> _What is asked_
Find each line with the word "polynomials" and state how many there are, nothing more.

Extracts from a graphics dataset
··········
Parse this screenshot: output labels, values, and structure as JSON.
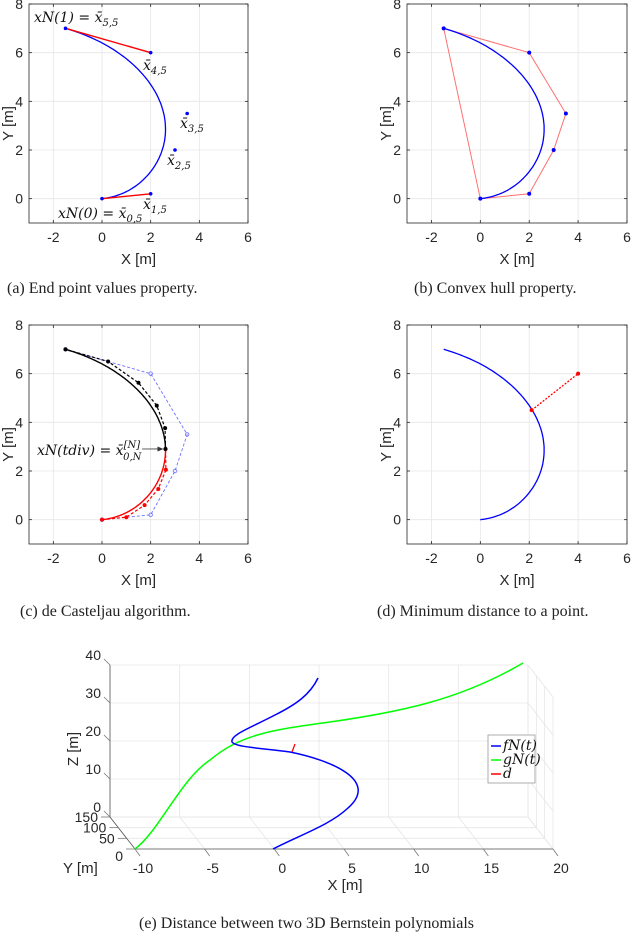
{
  "captions": {
    "a": "(a) End point values property.",
    "b": "(b) Convex hull property.",
    "c": "(c) de Casteljau algorithm.",
    "d": "(d) Minimum distance to a point.",
    "e": "(e) Distance between two 3D Bernstein polynomials"
  },
  "colors": {
    "blue": "#0000ff",
    "red": "#ff0000",
    "green": "#00ff00",
    "black": "#000000",
    "hull": "#ff7070",
    "grid": "#e6e6e6",
    "axis": "#262626"
  },
  "chart_data": [
    {
      "id": "a",
      "type": "line",
      "title": "End point values property.",
      "xlabel": "X [m]",
      "ylabel": "Y [m]",
      "xlim": [
        -3,
        6
      ],
      "ylim": [
        -1,
        8
      ],
      "xticks": [
        -2,
        0,
        2,
        4,
        6
      ],
      "yticks": [
        0,
        2,
        4,
        6,
        8
      ],
      "grid": true,
      "control_points": [
        [
          0,
          0
        ],
        [
          2,
          0.2
        ],
        [
          3,
          2
        ],
        [
          3.5,
          3.5
        ],
        [
          2,
          6
        ],
        [
          -1.5,
          7
        ]
      ],
      "series": [
        {
          "name": "Bernstein curve",
          "color": "#0000ff",
          "style": "solid"
        },
        {
          "name": "end tangent start",
          "color": "#ff0000",
          "points": [
            [
              0,
              0
            ],
            [
              2,
              0.2
            ]
          ]
        },
        {
          "name": "end tangent end",
          "color": "#ff0000",
          "points": [
            [
              -1.5,
              7
            ],
            [
              2,
              6
            ]
          ]
        }
      ],
      "annotations": [
        {
          "text": "xN(1) = x̄5,5",
          "at": [
            -1.5,
            7
          ]
        },
        {
          "text": "x̄4,5",
          "at": [
            2,
            6
          ]
        },
        {
          "text": "x̄3,5",
          "at": [
            3.5,
            3.5
          ]
        },
        {
          "text": "x̄2,5",
          "at": [
            3,
            2
          ]
        },
        {
          "text": "x̄1,5",
          "at": [
            2,
            0.2
          ]
        },
        {
          "text": "xN(0) = x̄0,5",
          "at": [
            0,
            0
          ]
        }
      ]
    },
    {
      "id": "b",
      "type": "line",
      "title": "Convex hull property.",
      "xlabel": "X [m]",
      "ylabel": "Y [m]",
      "xlim": [
        -3,
        6
      ],
      "ylim": [
        -1,
        8
      ],
      "xticks": [
        -2,
        0,
        2,
        4,
        6
      ],
      "yticks": [
        0,
        2,
        4,
        6,
        8
      ],
      "grid": true,
      "control_points": [
        [
          0,
          0
        ],
        [
          2,
          0.2
        ],
        [
          3,
          2
        ],
        [
          3.5,
          3.5
        ],
        [
          2,
          6
        ],
        [
          -1.5,
          7
        ]
      ],
      "hull": [
        [
          0,
          0
        ],
        [
          2,
          0.2
        ],
        [
          3,
          2
        ],
        [
          3.5,
          3.5
        ],
        [
          2,
          6
        ],
        [
          -1.5,
          7
        ],
        [
          0,
          0
        ]
      ],
      "series": [
        {
          "name": "Bernstein curve",
          "color": "#0000ff"
        },
        {
          "name": "convex hull",
          "color": "#ff7070"
        }
      ]
    },
    {
      "id": "c",
      "type": "line",
      "title": "de Casteljau algorithm.",
      "xlabel": "X [m]",
      "ylabel": "Y [m]",
      "xlim": [
        -3,
        6
      ],
      "ylim": [
        -1,
        8
      ],
      "xticks": [
        -2,
        0,
        2,
        4,
        6
      ],
      "yticks": [
        0,
        2,
        4,
        6,
        8
      ],
      "grid": true,
      "control_points": [
        [
          0,
          0
        ],
        [
          2,
          0.2
        ],
        [
          3,
          2
        ],
        [
          3.5,
          3.5
        ],
        [
          2,
          6
        ],
        [
          -1.5,
          7
        ]
      ],
      "t_div": 0.5,
      "series": [
        {
          "name": "original control polygon",
          "color": "#6a6aff",
          "style": "dashed"
        },
        {
          "name": "left sub-curve",
          "color": "#ff0000",
          "style": "solid"
        },
        {
          "name": "left sub-polygon",
          "color": "#ff0000",
          "style": "dashed"
        },
        {
          "name": "right sub-curve",
          "color": "#000000",
          "style": "solid"
        },
        {
          "name": "right sub-polygon",
          "color": "#000000",
          "style": "dashed"
        }
      ],
      "annotations": [
        {
          "text": "xN(tdiv) = x̄[N]0,N",
          "arrow_to": "division point"
        }
      ]
    },
    {
      "id": "d",
      "type": "line",
      "title": "Minimum distance to a point.",
      "xlabel": "X [m]",
      "ylabel": "Y [m]",
      "xlim": [
        -3,
        6
      ],
      "ylim": [
        -1,
        8
      ],
      "xticks": [
        -2,
        0,
        2,
        4,
        6
      ],
      "yticks": [
        0,
        2,
        4,
        6,
        8
      ],
      "grid": true,
      "control_points": [
        [
          0,
          0
        ],
        [
          2,
          0.2
        ],
        [
          3,
          2
        ],
        [
          3.5,
          3.5
        ],
        [
          2,
          6
        ],
        [
          -1.5,
          7
        ]
      ],
      "query_point": [
        4,
        6
      ],
      "closest_point": [
        2.1,
        4.5
      ],
      "series": [
        {
          "name": "Bernstein curve",
          "color": "#0000ff"
        },
        {
          "name": "min distance",
          "color": "#ff0000",
          "style": "dotted"
        }
      ]
    },
    {
      "id": "e",
      "type": "line",
      "title": "Distance between two 3D Bernstein polynomials",
      "xlabel": "X [m]",
      "ylabel": "Y [m]",
      "zlabel": "Z [m]",
      "xlim": [
        -10,
        20
      ],
      "ylim": [
        0,
        150
      ],
      "zlim": [
        0,
        40
      ],
      "xticks": [
        -10,
        -5,
        0,
        5,
        10,
        15,
        20
      ],
      "yticks": [
        0,
        50,
        100,
        150
      ],
      "zticks": [
        0,
        10,
        20,
        30,
        40
      ],
      "grid": true,
      "legend": {
        "position": "right",
        "entries": [
          {
            "label": "fN(t)",
            "color": "#0000ff"
          },
          {
            "label": "gN(t)",
            "color": "#00ff00"
          },
          {
            "label": "d",
            "color": "#ff0000"
          }
        ]
      },
      "series": [
        {
          "name": "fN(t)",
          "color": "#0000ff"
        },
        {
          "name": "gN(t)",
          "color": "#00ff00"
        },
        {
          "name": "d",
          "color": "#ff0000"
        }
      ]
    }
  ],
  "labels": {
    "xm": "X [m]",
    "ym": "Y [m]",
    "zm": "Z [m]",
    "a_top": "xN(1) = x̄",
    "a_top_sub": "5,5",
    "a_bot": "xN(0) = x̄",
    "a_bot_sub": "0,5",
    "cp": [
      "x̄",
      "x̄",
      "x̄",
      "x̄"
    ],
    "cp_sub": [
      "4,5",
      "3,5",
      "2,5",
      "1,5"
    ],
    "c_ann": "xN(tdiv) = x̄",
    "c_ann_sup": "[N]",
    "c_ann_sub": "0,N",
    "legend": [
      "fN(t)",
      "gN(t)",
      "d"
    ]
  }
}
··········
> _Exercise solution_
2